Novel Scale Correlates Children’s Snacking Behaviors with External Food Cues

One in four preschool-age children in the U.S. have overweight or obesity, putting them at risk for multiple chronic health problems including cancer. Early and consistent exposure to such food cues may promote conditioned eating, where the cue itself becomes a signal to eat. Children may then learn to eat by exposure to external cues rather than listing to their internal, biological signals of hunger.

Psychometric scales for adults and children ages 7-12 have previously been created to measure responses to external food cues such as desire to eat when walking past a candy store or temptation when food is being prepared. However, to date, no scale exists that specifically addresses responsiveness to external cues, such as visual, environmental or social cues, in contemporary preschool-age children.

A Dartmouth research team led by Jennifer Emond, MS, PhD aimed to extend previous research and develop a brief, parent-reported scale to measure external food cue responsiveness for preschool-age children that could be employed easily in their natural environments. “A scale to specifically measure responsiveness to external foods is important to understand how aspects of the current obesogenic environment, including exposure to food marketing, may impact a young child's obesity risk,” says Emond. Their study, Measurement of external food cue responsiveness in preschool-age children: Preliminary evidence for the use of the external food cue responsiveness scale is newly published in the journal, Appetite.

Data under study –
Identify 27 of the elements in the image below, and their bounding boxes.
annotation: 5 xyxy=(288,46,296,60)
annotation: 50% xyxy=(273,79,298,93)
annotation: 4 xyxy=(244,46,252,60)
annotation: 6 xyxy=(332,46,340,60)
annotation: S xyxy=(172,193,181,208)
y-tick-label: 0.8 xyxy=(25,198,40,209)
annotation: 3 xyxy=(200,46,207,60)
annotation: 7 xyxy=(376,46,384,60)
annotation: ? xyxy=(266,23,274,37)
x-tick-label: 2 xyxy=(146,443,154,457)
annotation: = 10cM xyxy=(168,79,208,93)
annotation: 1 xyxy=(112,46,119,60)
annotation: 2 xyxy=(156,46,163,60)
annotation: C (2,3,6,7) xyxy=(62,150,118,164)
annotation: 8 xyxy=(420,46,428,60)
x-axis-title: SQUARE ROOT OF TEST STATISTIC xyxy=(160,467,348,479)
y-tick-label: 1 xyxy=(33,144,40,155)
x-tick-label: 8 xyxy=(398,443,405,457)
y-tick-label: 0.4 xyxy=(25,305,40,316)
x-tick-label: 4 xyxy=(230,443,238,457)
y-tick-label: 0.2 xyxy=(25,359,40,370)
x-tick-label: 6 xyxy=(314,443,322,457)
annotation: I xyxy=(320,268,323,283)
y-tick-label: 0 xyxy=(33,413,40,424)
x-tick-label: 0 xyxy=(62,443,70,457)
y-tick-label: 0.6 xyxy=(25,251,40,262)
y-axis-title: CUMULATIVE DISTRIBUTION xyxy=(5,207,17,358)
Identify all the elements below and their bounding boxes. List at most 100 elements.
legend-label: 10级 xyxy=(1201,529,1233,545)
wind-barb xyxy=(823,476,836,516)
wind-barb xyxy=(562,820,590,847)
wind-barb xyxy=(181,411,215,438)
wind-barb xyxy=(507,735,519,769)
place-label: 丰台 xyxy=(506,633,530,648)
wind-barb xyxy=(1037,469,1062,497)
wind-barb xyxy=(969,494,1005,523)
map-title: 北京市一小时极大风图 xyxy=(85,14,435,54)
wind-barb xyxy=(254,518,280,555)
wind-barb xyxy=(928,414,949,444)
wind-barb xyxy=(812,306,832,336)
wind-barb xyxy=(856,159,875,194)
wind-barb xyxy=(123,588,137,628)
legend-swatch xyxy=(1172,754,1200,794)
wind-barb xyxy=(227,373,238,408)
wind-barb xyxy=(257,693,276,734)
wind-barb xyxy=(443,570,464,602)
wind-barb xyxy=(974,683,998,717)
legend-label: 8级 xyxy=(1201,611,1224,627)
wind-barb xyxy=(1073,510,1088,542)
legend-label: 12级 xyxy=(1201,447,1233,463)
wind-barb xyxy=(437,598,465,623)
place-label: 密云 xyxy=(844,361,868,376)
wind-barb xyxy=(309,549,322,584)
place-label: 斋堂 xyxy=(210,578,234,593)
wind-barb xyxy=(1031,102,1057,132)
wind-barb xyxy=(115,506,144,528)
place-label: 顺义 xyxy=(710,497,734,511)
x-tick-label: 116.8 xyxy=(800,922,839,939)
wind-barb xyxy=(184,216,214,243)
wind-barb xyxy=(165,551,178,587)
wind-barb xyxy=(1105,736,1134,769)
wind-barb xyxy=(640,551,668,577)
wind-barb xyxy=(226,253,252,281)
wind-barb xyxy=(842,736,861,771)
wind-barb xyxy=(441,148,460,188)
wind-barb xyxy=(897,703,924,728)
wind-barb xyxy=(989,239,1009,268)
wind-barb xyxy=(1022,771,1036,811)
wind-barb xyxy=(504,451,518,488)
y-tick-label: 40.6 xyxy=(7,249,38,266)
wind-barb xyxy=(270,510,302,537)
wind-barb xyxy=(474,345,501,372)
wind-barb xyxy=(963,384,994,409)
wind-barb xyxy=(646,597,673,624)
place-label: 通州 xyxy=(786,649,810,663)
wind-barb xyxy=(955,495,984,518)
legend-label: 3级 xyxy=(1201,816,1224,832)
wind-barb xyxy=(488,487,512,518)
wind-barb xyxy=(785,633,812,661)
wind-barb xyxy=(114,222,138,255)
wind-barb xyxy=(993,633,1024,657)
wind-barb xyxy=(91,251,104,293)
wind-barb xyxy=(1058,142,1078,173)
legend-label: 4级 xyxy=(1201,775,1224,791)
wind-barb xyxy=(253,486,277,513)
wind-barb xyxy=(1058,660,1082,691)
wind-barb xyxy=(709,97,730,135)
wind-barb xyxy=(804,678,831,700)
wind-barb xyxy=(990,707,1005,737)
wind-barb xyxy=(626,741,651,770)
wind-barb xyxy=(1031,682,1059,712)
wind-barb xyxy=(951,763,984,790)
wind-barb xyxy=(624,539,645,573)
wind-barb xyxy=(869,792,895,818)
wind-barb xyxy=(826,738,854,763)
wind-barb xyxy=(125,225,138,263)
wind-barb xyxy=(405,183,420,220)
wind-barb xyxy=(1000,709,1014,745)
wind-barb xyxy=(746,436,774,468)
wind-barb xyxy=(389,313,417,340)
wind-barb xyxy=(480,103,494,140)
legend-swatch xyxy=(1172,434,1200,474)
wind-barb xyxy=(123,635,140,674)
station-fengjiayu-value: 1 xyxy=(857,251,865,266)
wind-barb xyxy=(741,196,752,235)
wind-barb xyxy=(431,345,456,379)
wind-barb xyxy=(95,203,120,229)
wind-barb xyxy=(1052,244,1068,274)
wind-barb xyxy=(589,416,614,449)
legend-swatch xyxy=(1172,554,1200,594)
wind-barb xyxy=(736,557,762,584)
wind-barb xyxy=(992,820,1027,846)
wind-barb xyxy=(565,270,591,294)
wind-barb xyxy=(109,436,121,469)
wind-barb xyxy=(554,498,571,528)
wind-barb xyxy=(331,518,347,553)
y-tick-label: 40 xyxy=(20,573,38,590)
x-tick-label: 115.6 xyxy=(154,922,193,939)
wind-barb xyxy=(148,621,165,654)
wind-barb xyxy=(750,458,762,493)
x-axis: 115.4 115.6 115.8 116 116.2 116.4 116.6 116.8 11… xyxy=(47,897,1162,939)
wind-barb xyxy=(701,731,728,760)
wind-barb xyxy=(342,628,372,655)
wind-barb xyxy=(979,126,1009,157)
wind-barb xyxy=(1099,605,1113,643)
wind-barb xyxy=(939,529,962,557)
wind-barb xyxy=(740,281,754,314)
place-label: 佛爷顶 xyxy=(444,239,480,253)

Required work –
• a. List the kinds of external cues that the article on the food cue scale names as ones no existing scale addresses in preschool-age children.
• b. Continue the article on the food cue scale from where it stops.

Responses in order –
• a. visual, environmental, social

• b.
The study was conducted in two stages. Eight focus groups of parents of 2-5-year-old children informed an initial pool of 33 items to be included in an external food cue responsiveness scale for preschool-age children. Items included cues such as passing by restaurants, waiting in check-out aisles at grocery stores, seeing others eat, and hearing food wrappers. The items were phrased to enable parents to rate how well each behavior described their own child's behaviors and were scored on a scale of “rarely” to “a lot.” These items were then distributed in an online survey to 456 parents recruited nationally via social media. Statistical analyses were applied and the list was reduced to the final nine items comprising the new External Food Cue Responsiveness Scale. Items include branded packaging, product placement, social influence and restaurant logos, which are all aspects of food marketing that impact young children's eating behaviors yet have not been operationalized into an easy-to-administer scale.

Findings suggest that this novel scale effectively captures children's behavioral responsiveness to external food cues and, in particular, cues related to food marketing.  The team sought to validate the usefulness of this new scale under free-living conditions by correlating scores with an existing validated scale of food responsivity.  As expected, external food cue responsiveness was positively associated with overeating behaviors. Using the common cued-snacking behavior of eating while watching TV, they also found that external food cue responsiveness was greater among children with, versus without, usual TV advertisement exposure.

For the next steps, the research team will assess the validity of the novel scale against laboratory measures of cued-eating in preschool-age children. “This line of research is important for identifying how aspects of a young child's natural environment, including obesogenic features, may impact eating behaviors during this critical stage of development,” says Emond.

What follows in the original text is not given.